→ STATED PROBLEM
Reproduce every line of the data below verbatim, leaving out the pictures.

→ WORKING DATA

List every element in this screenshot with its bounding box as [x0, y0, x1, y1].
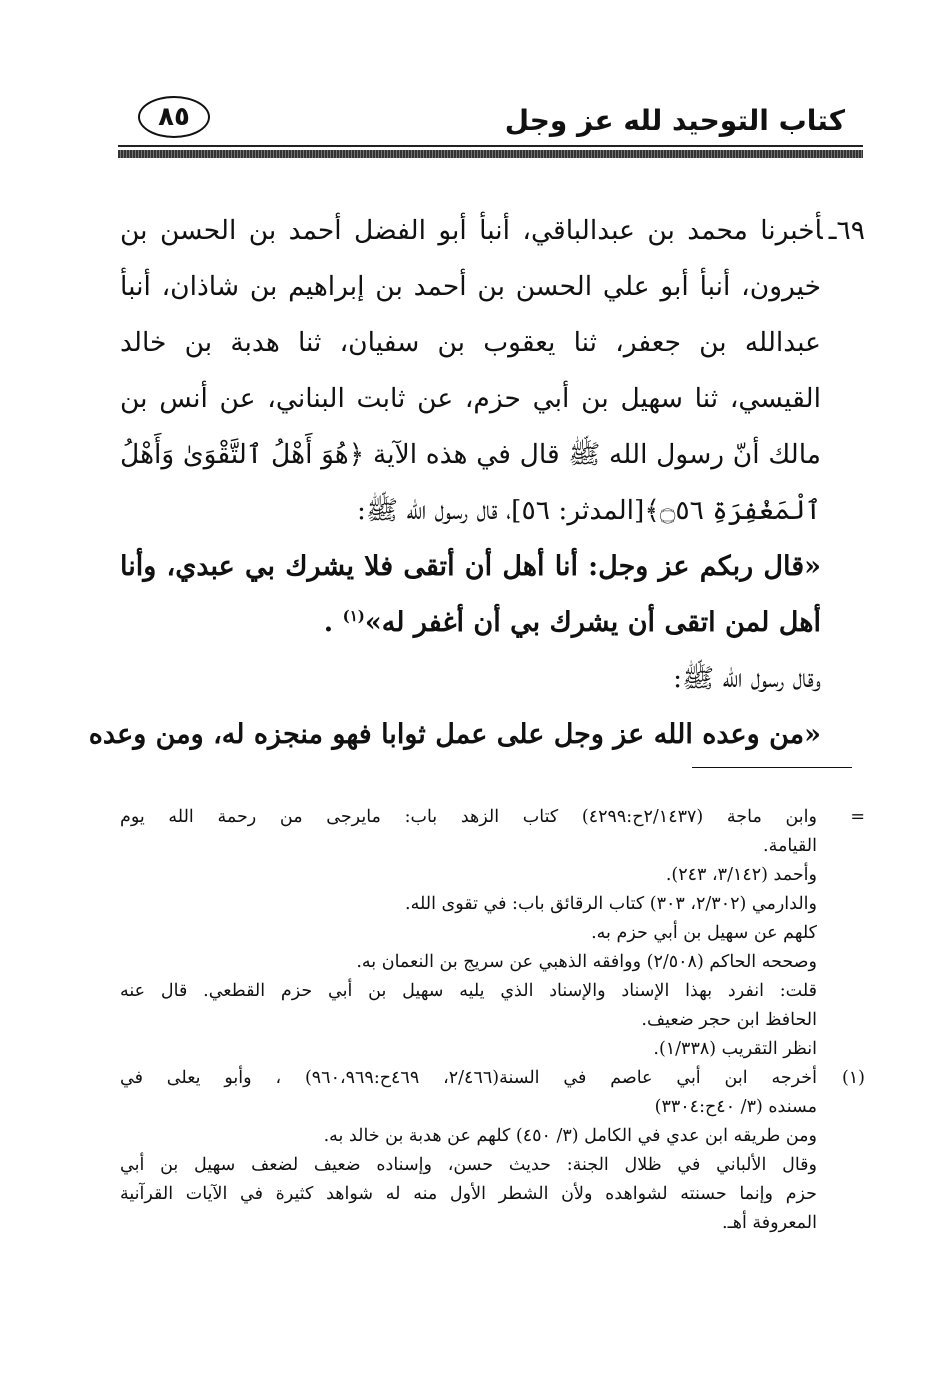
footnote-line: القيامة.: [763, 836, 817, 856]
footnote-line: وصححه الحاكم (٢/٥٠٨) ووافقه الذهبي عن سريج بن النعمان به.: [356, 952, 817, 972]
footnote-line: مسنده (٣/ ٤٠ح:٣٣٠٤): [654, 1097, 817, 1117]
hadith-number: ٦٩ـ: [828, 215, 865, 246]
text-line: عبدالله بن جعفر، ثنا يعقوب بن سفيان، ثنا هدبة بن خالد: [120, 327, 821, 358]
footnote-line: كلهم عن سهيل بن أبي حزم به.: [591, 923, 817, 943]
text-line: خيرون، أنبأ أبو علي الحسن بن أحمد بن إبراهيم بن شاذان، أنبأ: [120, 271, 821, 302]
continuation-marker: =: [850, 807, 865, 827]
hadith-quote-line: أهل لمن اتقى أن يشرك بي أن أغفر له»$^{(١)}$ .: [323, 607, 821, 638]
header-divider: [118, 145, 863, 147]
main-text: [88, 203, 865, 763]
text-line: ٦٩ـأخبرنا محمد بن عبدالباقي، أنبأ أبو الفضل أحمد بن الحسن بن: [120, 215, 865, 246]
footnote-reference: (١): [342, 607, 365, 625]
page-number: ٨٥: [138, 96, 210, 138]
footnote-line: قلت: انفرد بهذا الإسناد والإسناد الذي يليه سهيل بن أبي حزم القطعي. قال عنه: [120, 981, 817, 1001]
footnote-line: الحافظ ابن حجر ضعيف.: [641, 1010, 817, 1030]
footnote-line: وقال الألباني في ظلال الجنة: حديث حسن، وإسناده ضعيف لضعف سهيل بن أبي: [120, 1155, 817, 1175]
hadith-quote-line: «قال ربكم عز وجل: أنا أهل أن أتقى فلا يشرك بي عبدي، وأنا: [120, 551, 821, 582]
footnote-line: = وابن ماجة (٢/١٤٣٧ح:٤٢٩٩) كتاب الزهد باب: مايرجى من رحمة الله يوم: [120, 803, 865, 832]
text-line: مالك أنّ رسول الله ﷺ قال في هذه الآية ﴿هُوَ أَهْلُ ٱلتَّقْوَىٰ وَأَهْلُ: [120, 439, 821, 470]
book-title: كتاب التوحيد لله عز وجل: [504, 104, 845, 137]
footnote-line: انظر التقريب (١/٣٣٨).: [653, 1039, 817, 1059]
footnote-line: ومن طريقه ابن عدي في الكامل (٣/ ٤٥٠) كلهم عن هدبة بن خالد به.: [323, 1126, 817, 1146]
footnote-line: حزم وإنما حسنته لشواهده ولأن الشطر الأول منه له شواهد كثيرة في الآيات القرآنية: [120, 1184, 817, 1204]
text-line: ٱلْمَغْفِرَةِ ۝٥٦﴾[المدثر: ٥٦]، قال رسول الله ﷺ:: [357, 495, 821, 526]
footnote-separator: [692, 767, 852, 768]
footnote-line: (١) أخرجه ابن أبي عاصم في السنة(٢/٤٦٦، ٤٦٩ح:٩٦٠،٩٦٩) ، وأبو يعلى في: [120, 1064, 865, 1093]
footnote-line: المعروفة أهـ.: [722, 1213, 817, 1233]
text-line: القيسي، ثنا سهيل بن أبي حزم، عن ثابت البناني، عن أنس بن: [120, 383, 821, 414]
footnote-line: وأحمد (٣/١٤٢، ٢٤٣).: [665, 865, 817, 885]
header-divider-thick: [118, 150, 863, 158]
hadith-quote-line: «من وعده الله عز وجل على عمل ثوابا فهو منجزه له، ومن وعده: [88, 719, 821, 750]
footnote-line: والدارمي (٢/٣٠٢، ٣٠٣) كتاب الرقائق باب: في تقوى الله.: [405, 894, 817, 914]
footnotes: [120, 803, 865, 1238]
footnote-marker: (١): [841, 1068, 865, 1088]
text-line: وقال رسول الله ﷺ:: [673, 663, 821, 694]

→ RESULT OF THIS TASK
List every element in this screenshot with its bounding box as [x0, y0, x1, y1].
footnote-line: القيامة.: [763, 836, 817, 856]
footnote-line: وصححه الحاكم (٢/٥٠٨) ووافقه الذهبي عن سريج بن النعمان به.: [356, 952, 817, 972]
footnote-line: مسنده (٣/ ٤٠ح:٣٣٠٤): [654, 1097, 817, 1117]
hadith-number: ٦٩ـ: [828, 215, 865, 246]
text-line: عبدالله بن جعفر، ثنا يعقوب بن سفيان، ثنا هدبة بن خالد: [120, 327, 821, 358]
footnote-line: كلهم عن سهيل بن أبي حزم به.: [591, 923, 817, 943]
text-line: خيرون، أنبأ أبو علي الحسن بن أحمد بن إبراهيم بن شاذان، أنبأ: [120, 271, 821, 302]
continuation-marker: =: [850, 807, 865, 827]
hadith-quote-line: أهل لمن اتقى أن يشرك بي أن أغفر له»$^{(١)}$ .: [323, 607, 821, 638]
header-divider: [118, 145, 863, 147]
main-text: [88, 203, 865, 763]
text-line: ٦٩ـأخبرنا محمد بن عبدالباقي، أنبأ أبو الفضل أحمد بن الحسن بن: [120, 215, 865, 246]
footnote-reference: (١): [342, 607, 365, 625]
page-number: ٨٥: [138, 96, 210, 138]
footnote-line: قلت: انفرد بهذا الإسناد والإسناد الذي يليه سهيل بن أبي حزم القطعي. قال عنه: [120, 981, 817, 1001]
footnote-line: الحافظ ابن حجر ضعيف.: [641, 1010, 817, 1030]
footnote-line: وقال الألباني في ظلال الجنة: حديث حسن، وإسناده ضعيف لضعف سهيل بن أبي: [120, 1155, 817, 1175]
hadith-quote-line: «قال ربكم عز وجل: أنا أهل أن أتقى فلا يشرك بي عبدي، وأنا: [120, 551, 821, 582]
footnote-line: = وابن ماجة (٢/١٤٣٧ح:٤٢٩٩) كتاب الزهد باب: مايرجى من رحمة الله يوم: [120, 803, 865, 832]
text-line: مالك أنّ رسول الله ﷺ قال في هذه الآية ﴿هُوَ أَهْلُ ٱلتَّقْوَىٰ وَأَهْلُ: [120, 439, 821, 470]
book-title: كتاب التوحيد لله عز وجل: [504, 104, 845, 137]
footnote-line: انظر التقريب (١/٣٣٨).: [653, 1039, 817, 1059]
footnote-line: ومن طريقه ابن عدي في الكامل (٣/ ٤٥٠) كلهم عن هدبة بن خالد به.: [323, 1126, 817, 1146]
footnote-line: حزم وإنما حسنته لشواهده ولأن الشطر الأول منه له شواهد كثيرة في الآيات القرآنية: [120, 1184, 817, 1204]
text-line: ٱلْمَغْفِرَةِ ۝٥٦﴾[المدثر: ٥٦]، قال رسول الله ﷺ:: [357, 495, 821, 526]
footnote-separator: [692, 767, 852, 768]
footnote-line: (١) أخرجه ابن أبي عاصم في السنة(٢/٤٦٦، ٤٦٩ح:٩٦٠،٩٦٩) ، وأبو يعلى في: [120, 1064, 865, 1093]
footnote-line: المعروفة أهـ.: [722, 1213, 817, 1233]
text-line: القيسي، ثنا سهيل بن أبي حزم، عن ثابت البناني، عن أنس بن: [120, 383, 821, 414]
footnote-line: وأحمد (٣/١٤٢، ٢٤٣).: [665, 865, 817, 885]
header-divider-thick: [118, 150, 863, 158]
hadith-quote-line: «من وعده الله عز وجل على عمل ثوابا فهو منجزه له، ومن وعده: [88, 719, 821, 750]
footnote-line: والدارمي (٢/٣٠٢، ٣٠٣) كتاب الرقائق باب: في تقوى الله.: [405, 894, 817, 914]
footnotes: [120, 803, 865, 1238]
footnote-marker: (١): [841, 1068, 865, 1088]
text-line: وقال رسول الله ﷺ:: [673, 663, 821, 694]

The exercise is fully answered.